WORK TO BE COMPLETED: Turn the listing below into a numbered list, leaving out any blank lines.

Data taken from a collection
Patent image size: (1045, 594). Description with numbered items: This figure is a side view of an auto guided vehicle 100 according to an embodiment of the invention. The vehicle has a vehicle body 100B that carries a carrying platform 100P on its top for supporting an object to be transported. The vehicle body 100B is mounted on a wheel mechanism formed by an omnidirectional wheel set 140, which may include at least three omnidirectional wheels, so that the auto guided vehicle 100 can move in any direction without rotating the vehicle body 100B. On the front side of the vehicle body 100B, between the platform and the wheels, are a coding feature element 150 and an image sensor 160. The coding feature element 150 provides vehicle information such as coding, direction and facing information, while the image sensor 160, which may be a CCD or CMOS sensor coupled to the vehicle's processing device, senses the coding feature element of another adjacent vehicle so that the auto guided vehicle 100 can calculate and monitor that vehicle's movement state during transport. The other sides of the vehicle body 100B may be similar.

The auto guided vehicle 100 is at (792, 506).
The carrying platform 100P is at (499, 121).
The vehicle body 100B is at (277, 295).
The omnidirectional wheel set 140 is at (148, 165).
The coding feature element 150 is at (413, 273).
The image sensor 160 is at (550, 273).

CORRECT RESPONSE:
1. Patent image size: (1045, 594). Description with numbered items: This figure is a side view of an auto guided vehicle 100 according to an embodiment of the invention. The vehicle has a vehicle body 100B that carries a carrying platform 100P on its top for supporting an object to be transported. The vehicle body 100B is mounted on a wheel mechanism formed by an omnidirectional wheel set 140, which may include at least three omnidirectional wheels, so that the auto guided vehicle 100 can move in any direction without rotating the vehicle body 100B. On the front side of the vehicle body 100B, between the platform and the wheels, are a coding feature element 150 and an image sensor 160. The coding feature element 150 provides vehicle information such as coding, direction and facing information, while the image sensor 160, which may be a CCD or CMOS sensor coupled to the vehicle's processing device, senses the coding feature element of another adjacent vehicle so that the auto guided vehicle 100 can calculate and monitor that vehicle's movement state during transport. The other sides of the vehicle body 100B may be similar.
2. The auto guided vehicle 100 is at (792, 506).
3. The carrying platform 100P is at (499, 121).
4. The vehicle body 100B is at (277, 295).
5. The omnidirectional wheel set 140 is at (148, 165).
6. The coding feature element 150 is at (413, 273).
7. The image sensor 160 is at (550, 273).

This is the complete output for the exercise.